● THE PROBLEM
Can you transcribe every entry word for word, skipping the images?

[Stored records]
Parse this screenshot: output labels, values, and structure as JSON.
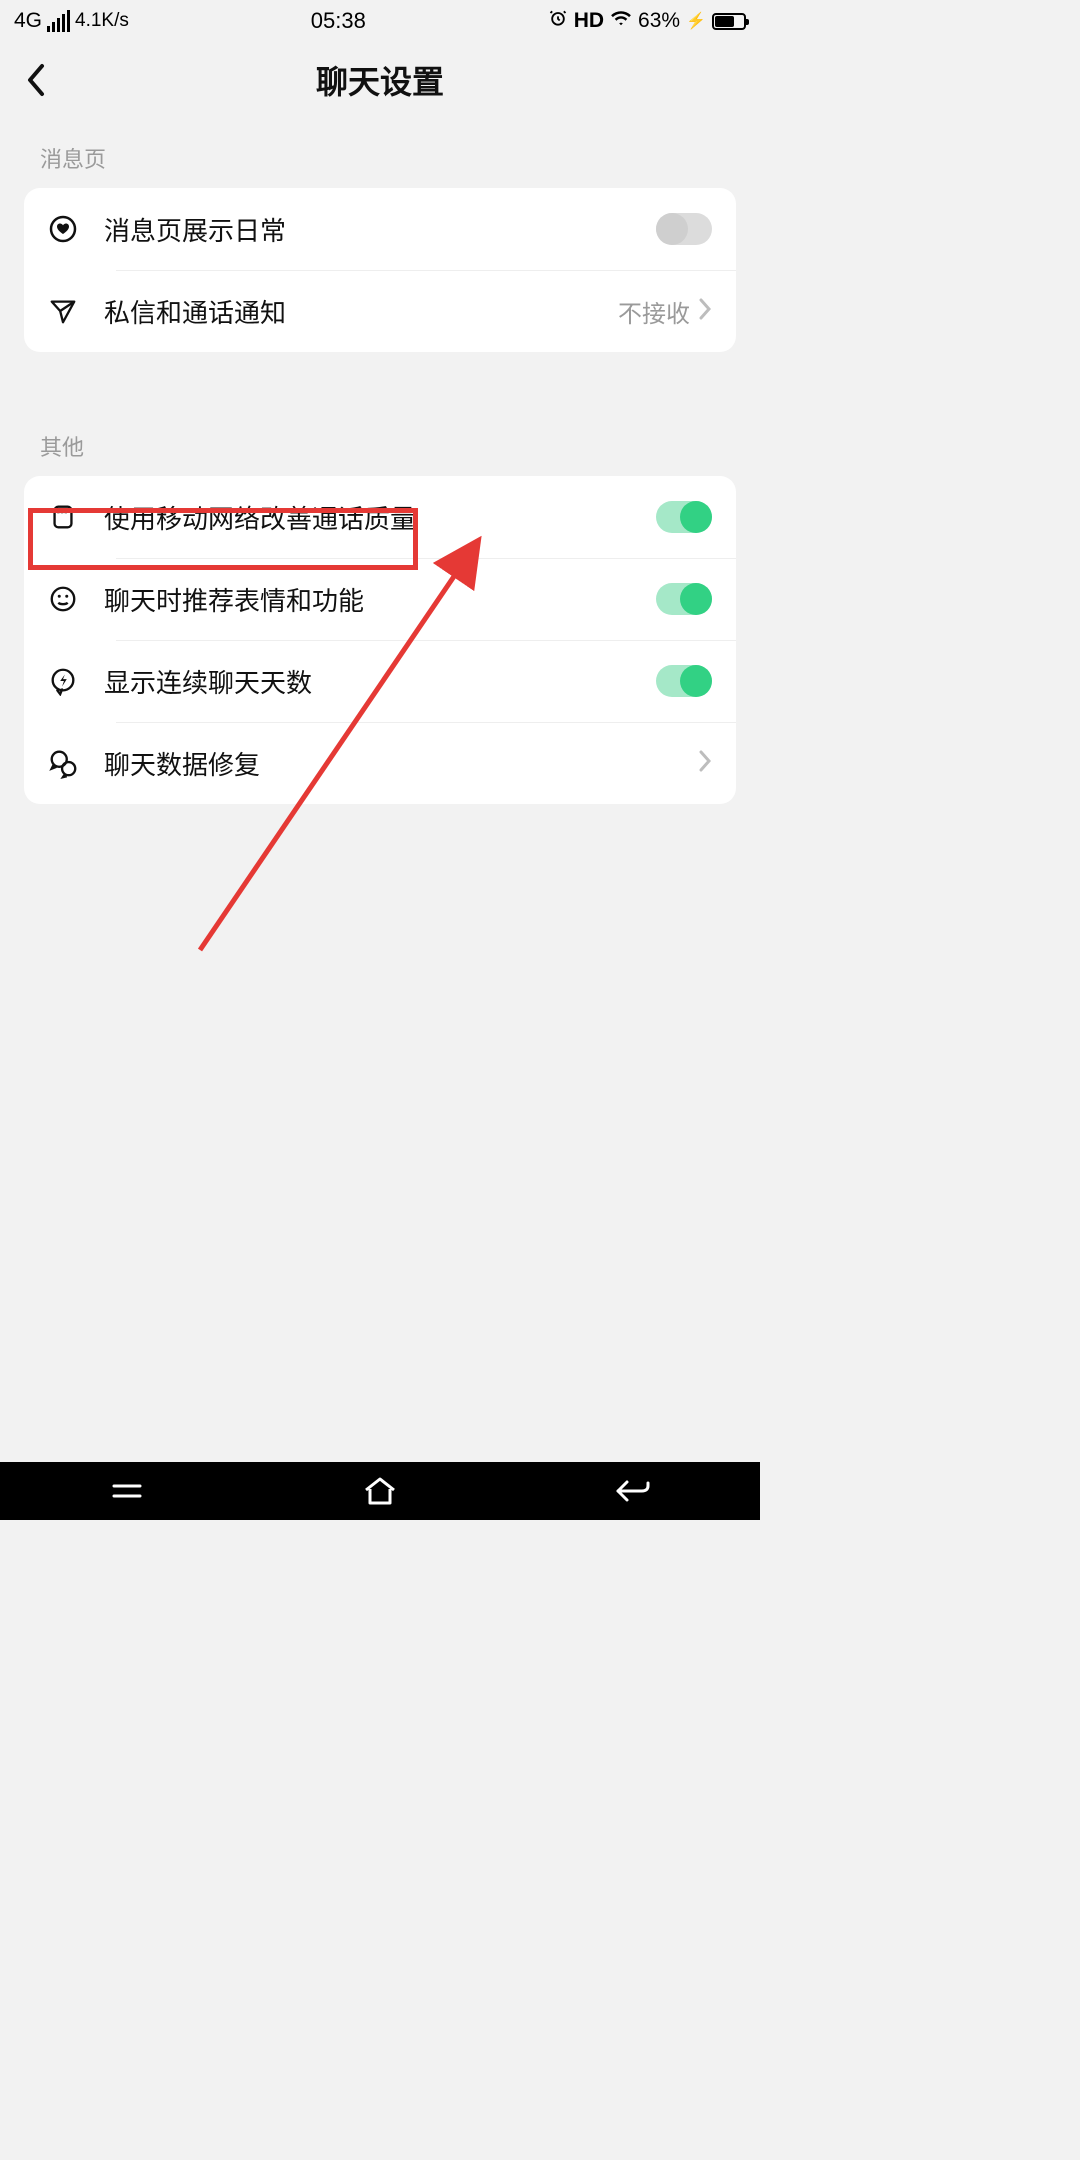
{
  "status": {
    "network": "4G",
    "speed": "4.1K/s",
    "time": "05:38",
    "hd": "HD",
    "battery_pct": "63%"
  },
  "header": {
    "title": "聊天设置"
  },
  "sections": {
    "messages": {
      "label": "消息页",
      "items": [
        {
          "label": "消息页展示日常",
          "toggle": false
        },
        {
          "label": "私信和通话通知",
          "value": "不接收"
        }
      ]
    },
    "other": {
      "label": "其他",
      "items": [
        {
          "label": "使用移动网络改善通话质量",
          "toggle": true
        },
        {
          "label": "聊天时推荐表情和功能",
          "toggle": true
        },
        {
          "label": "显示连续聊天天数",
          "toggle": true
        },
        {
          "label": "聊天数据修复"
        }
      ]
    }
  },
  "annotation": {
    "highlight_item_index": 1,
    "color": "#e53935"
  }
}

● SOLUTION TO THIS EXERCISE
Parse this screenshot: output labels, values, and structure as JSON.
{
  "status": {
    "network": "4G",
    "speed": "4.1K/s",
    "time": "05:38",
    "hd": "HD",
    "battery_pct": "63%"
  },
  "header": {
    "title": "聊天设置"
  },
  "sections": {
    "messages": {
      "label": "消息页",
      "items": [
        {
          "label": "消息页展示日常",
          "toggle": false
        },
        {
          "label": "私信和通话通知",
          "value": "不接收"
        }
      ]
    },
    "other": {
      "label": "其他",
      "items": [
        {
          "label": "使用移动网络改善通话质量",
          "toggle": true
        },
        {
          "label": "聊天时推荐表情和功能",
          "toggle": true
        },
        {
          "label": "显示连续聊天天数",
          "toggle": true
        },
        {
          "label": "聊天数据修复"
        }
      ]
    }
  },
  "annotation": {
    "highlight_item_index": 1,
    "color": "#e53935"
  }
}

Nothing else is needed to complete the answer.